• _Exercise task_: Would you reproduce each of the items below word for word, leaving out the pictures?

• _Records_:
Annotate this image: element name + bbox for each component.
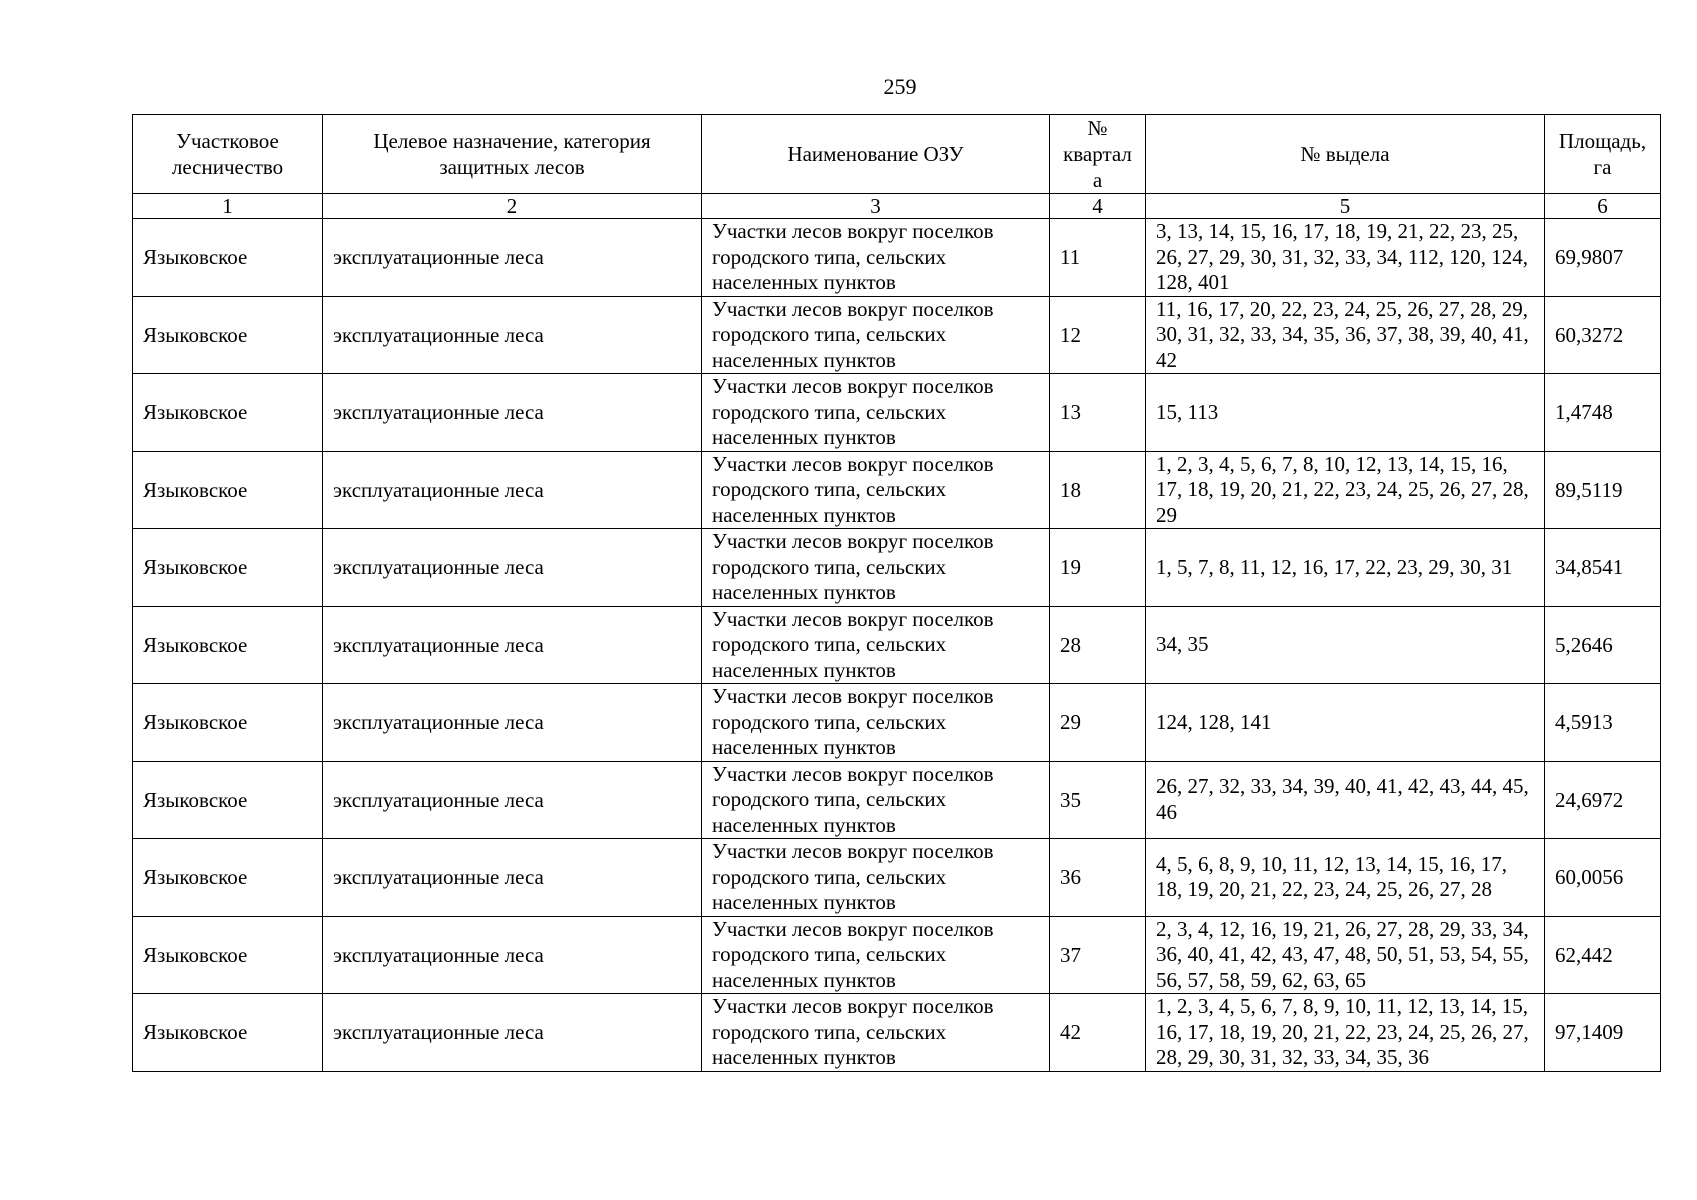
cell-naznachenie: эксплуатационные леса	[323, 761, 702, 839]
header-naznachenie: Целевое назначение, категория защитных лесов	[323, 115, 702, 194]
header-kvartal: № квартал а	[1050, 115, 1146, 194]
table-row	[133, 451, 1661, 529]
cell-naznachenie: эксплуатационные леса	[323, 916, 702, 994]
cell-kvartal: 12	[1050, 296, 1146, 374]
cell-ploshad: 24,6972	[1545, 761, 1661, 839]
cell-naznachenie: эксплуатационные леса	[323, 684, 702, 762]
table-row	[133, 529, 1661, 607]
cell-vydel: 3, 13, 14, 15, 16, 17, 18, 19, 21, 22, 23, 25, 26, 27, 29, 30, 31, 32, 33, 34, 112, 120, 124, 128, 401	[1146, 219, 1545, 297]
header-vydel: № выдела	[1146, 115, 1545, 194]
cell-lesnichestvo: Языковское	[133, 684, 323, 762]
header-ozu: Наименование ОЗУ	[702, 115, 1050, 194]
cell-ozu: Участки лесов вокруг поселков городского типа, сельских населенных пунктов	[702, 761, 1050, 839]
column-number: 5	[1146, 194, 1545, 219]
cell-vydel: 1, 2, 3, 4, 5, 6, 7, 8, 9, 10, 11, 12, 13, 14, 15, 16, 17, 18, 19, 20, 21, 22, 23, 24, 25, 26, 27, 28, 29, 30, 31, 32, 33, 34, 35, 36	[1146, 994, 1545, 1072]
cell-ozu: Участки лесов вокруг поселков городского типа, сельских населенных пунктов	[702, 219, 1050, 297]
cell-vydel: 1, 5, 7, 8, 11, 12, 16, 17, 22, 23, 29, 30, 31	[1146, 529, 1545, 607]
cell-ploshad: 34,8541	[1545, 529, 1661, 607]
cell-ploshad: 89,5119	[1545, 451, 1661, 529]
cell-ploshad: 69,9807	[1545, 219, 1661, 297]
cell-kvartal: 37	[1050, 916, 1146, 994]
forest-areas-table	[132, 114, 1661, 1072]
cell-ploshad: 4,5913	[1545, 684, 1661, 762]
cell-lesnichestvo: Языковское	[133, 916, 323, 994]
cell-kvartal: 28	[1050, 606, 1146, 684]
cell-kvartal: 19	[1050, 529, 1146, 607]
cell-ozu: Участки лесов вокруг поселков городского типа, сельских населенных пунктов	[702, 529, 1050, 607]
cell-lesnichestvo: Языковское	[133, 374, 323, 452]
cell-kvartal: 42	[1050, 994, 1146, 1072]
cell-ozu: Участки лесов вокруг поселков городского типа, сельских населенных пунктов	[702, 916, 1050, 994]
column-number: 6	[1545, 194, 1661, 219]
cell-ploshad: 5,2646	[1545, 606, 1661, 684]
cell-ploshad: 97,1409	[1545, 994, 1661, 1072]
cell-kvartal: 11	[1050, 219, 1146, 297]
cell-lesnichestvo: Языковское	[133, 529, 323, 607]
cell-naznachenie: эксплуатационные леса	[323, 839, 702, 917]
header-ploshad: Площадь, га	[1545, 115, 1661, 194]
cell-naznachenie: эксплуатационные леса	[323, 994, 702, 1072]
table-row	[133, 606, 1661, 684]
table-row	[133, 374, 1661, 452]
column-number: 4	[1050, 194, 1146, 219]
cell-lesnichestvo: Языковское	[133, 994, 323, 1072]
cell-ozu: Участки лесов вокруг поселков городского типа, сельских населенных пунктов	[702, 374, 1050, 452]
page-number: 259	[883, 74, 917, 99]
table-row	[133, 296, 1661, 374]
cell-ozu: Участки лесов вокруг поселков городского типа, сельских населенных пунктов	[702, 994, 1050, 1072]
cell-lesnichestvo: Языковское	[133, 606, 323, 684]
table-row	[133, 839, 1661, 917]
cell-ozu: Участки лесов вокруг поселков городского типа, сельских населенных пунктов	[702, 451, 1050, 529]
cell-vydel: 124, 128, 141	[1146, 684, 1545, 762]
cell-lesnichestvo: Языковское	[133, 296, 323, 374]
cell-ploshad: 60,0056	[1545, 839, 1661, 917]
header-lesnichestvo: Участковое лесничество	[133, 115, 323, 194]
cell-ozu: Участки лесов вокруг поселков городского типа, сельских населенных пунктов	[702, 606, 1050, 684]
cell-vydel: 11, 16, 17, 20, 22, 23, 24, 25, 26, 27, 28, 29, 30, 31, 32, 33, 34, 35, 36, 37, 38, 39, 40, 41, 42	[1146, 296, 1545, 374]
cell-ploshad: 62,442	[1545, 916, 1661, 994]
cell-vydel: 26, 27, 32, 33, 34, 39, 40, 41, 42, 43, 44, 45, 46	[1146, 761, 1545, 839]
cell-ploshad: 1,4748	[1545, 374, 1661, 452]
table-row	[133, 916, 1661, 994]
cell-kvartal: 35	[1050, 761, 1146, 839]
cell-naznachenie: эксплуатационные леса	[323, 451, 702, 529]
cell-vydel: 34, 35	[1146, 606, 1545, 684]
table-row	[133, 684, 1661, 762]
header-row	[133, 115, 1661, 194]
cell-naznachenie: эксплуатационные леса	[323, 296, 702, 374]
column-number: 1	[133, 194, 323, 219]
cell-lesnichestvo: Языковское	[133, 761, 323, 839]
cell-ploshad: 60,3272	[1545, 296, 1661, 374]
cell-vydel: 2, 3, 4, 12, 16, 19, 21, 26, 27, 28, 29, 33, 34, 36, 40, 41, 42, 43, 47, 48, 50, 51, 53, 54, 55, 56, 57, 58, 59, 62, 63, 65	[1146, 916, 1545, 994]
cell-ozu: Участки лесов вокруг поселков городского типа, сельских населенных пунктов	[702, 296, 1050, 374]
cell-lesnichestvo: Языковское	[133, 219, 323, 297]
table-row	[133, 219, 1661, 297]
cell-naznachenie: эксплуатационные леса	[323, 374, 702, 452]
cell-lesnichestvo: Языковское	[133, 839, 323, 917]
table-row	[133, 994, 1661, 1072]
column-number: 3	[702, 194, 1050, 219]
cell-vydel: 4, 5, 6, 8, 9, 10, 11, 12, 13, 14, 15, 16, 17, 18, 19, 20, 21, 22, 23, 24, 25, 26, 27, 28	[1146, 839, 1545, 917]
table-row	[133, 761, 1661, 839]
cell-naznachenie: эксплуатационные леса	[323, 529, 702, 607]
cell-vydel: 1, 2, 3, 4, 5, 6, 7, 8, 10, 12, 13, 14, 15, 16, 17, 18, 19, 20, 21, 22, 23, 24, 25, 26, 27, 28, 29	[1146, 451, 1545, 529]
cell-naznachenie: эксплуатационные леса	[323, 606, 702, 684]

• _Exercise solution_:
Annotate this image: element name + bbox for each component.
cell-naznachenie: эксплуатационные леса	[323, 761, 702, 839]
header-naznachenie: Целевое назначение, категория защитных лесов	[323, 115, 702, 194]
header-kvartal: № квартал а	[1050, 115, 1146, 194]
table-row	[133, 451, 1661, 529]
cell-naznachenie: эксплуатационные леса	[323, 916, 702, 994]
cell-kvartal: 12	[1050, 296, 1146, 374]
cell-ploshad: 24,6972	[1545, 761, 1661, 839]
cell-naznachenie: эксплуатационные леса	[323, 684, 702, 762]
table-row	[133, 529, 1661, 607]
cell-vydel: 3, 13, 14, 15, 16, 17, 18, 19, 21, 22, 23, 25, 26, 27, 29, 30, 31, 32, 33, 34, 112, 120, 124, 128, 401	[1146, 219, 1545, 297]
header-vydel: № выдела	[1146, 115, 1545, 194]
cell-lesnichestvo: Языковское	[133, 684, 323, 762]
header-ozu: Наименование ОЗУ	[702, 115, 1050, 194]
cell-ozu: Участки лесов вокруг поселков городского типа, сельских населенных пунктов	[702, 761, 1050, 839]
column-number: 5	[1146, 194, 1545, 219]
cell-vydel: 1, 2, 3, 4, 5, 6, 7, 8, 9, 10, 11, 12, 13, 14, 15, 16, 17, 18, 19, 20, 21, 22, 23, 24, 25, 26, 27, 28, 29, 30, 31, 32, 33, 34, 35, 36	[1146, 994, 1545, 1072]
cell-ozu: Участки лесов вокруг поселков городского типа, сельских населенных пунктов	[702, 219, 1050, 297]
cell-vydel: 1, 5, 7, 8, 11, 12, 16, 17, 22, 23, 29, 30, 31	[1146, 529, 1545, 607]
cell-ploshad: 34,8541	[1545, 529, 1661, 607]
cell-ploshad: 89,5119	[1545, 451, 1661, 529]
cell-ploshad: 69,9807	[1545, 219, 1661, 297]
cell-kvartal: 37	[1050, 916, 1146, 994]
forest-areas-table	[132, 114, 1661, 1072]
cell-ploshad: 4,5913	[1545, 684, 1661, 762]
cell-lesnichestvo: Языковское	[133, 916, 323, 994]
cell-kvartal: 28	[1050, 606, 1146, 684]
cell-kvartal: 19	[1050, 529, 1146, 607]
cell-ozu: Участки лесов вокруг поселков городского типа, сельских населенных пунктов	[702, 529, 1050, 607]
cell-lesnichestvo: Языковское	[133, 374, 323, 452]
cell-kvartal: 42	[1050, 994, 1146, 1072]
cell-ozu: Участки лесов вокруг поселков городского типа, сельских населенных пунктов	[702, 916, 1050, 994]
column-number: 6	[1545, 194, 1661, 219]
cell-ploshad: 5,2646	[1545, 606, 1661, 684]
cell-ploshad: 97,1409	[1545, 994, 1661, 1072]
cell-kvartal: 11	[1050, 219, 1146, 297]
cell-lesnichestvo: Языковское	[133, 529, 323, 607]
cell-naznachenie: эксплуатационные леса	[323, 839, 702, 917]
header-ploshad: Площадь, га	[1545, 115, 1661, 194]
cell-naznachenie: эксплуатационные леса	[323, 994, 702, 1072]
table-row	[133, 606, 1661, 684]
table-row	[133, 374, 1661, 452]
column-number: 4	[1050, 194, 1146, 219]
cell-lesnichestvo: Языковское	[133, 994, 323, 1072]
cell-ozu: Участки лесов вокруг поселков городского типа, сельских населенных пунктов	[702, 374, 1050, 452]
page-number: 259	[883, 74, 917, 99]
table-row	[133, 296, 1661, 374]
cell-ozu: Участки лесов вокруг поселков городского типа, сельских населенных пунктов	[702, 994, 1050, 1072]
cell-lesnichestvo: Языковское	[133, 606, 323, 684]
table-row	[133, 839, 1661, 917]
cell-ozu: Участки лесов вокруг поселков городского типа, сельских населенных пунктов	[702, 451, 1050, 529]
cell-vydel: 124, 128, 141	[1146, 684, 1545, 762]
cell-lesnichestvo: Языковское	[133, 296, 323, 374]
cell-ploshad: 60,0056	[1545, 839, 1661, 917]
header-lesnichestvo: Участковое лесничество	[133, 115, 323, 194]
cell-ozu: Участки лесов вокруг поселков городского типа, сельских населенных пунктов	[702, 606, 1050, 684]
cell-vydel: 11, 16, 17, 20, 22, 23, 24, 25, 26, 27, 28, 29, 30, 31, 32, 33, 34, 35, 36, 37, 38, 39, 40, 41, 42	[1146, 296, 1545, 374]
cell-ploshad: 62,442	[1545, 916, 1661, 994]
cell-vydel: 26, 27, 32, 33, 34, 39, 40, 41, 42, 43, 44, 45, 46	[1146, 761, 1545, 839]
cell-ploshad: 1,4748	[1545, 374, 1661, 452]
table-row	[133, 916, 1661, 994]
cell-kvartal: 35	[1050, 761, 1146, 839]
cell-naznachenie: эксплуатационные леса	[323, 451, 702, 529]
cell-vydel: 34, 35	[1146, 606, 1545, 684]
table-row	[133, 684, 1661, 762]
header-row	[133, 115, 1661, 194]
cell-naznachenie: эксплуатационные леса	[323, 296, 702, 374]
column-number: 1	[133, 194, 323, 219]
cell-lesnichestvo: Языковское	[133, 761, 323, 839]
cell-ploshad: 60,3272	[1545, 296, 1661, 374]
cell-vydel: 2, 3, 4, 12, 16, 19, 21, 26, 27, 28, 29, 33, 34, 36, 40, 41, 42, 43, 47, 48, 50, 51, 53, 54, 55, 56, 57, 58, 59, 62, 63, 65	[1146, 916, 1545, 994]
cell-ozu: Участки лесов вокруг поселков городского типа, сельских населенных пунктов	[702, 296, 1050, 374]
cell-lesnichestvo: Языковское	[133, 219, 323, 297]
table-row	[133, 219, 1661, 297]
cell-naznachenie: эксплуатационные леса	[323, 374, 702, 452]
cell-lesnichestvo: Языковское	[133, 839, 323, 917]
table-row	[133, 994, 1661, 1072]
column-number: 3	[702, 194, 1050, 219]
cell-vydel: 4, 5, 6, 8, 9, 10, 11, 12, 13, 14, 15, 16, 17, 18, 19, 20, 21, 22, 23, 24, 25, 26, 27, 28	[1146, 839, 1545, 917]
table-row	[133, 761, 1661, 839]
cell-naznachenie: эксплуатационные леса	[323, 529, 702, 607]
cell-vydel: 1, 2, 3, 4, 5, 6, 7, 8, 10, 12, 13, 14, 15, 16, 17, 18, 19, 20, 21, 22, 23, 24, 25, 26, 27, 28, 29	[1146, 451, 1545, 529]
cell-naznachenie: эксплуатационные леса	[323, 606, 702, 684]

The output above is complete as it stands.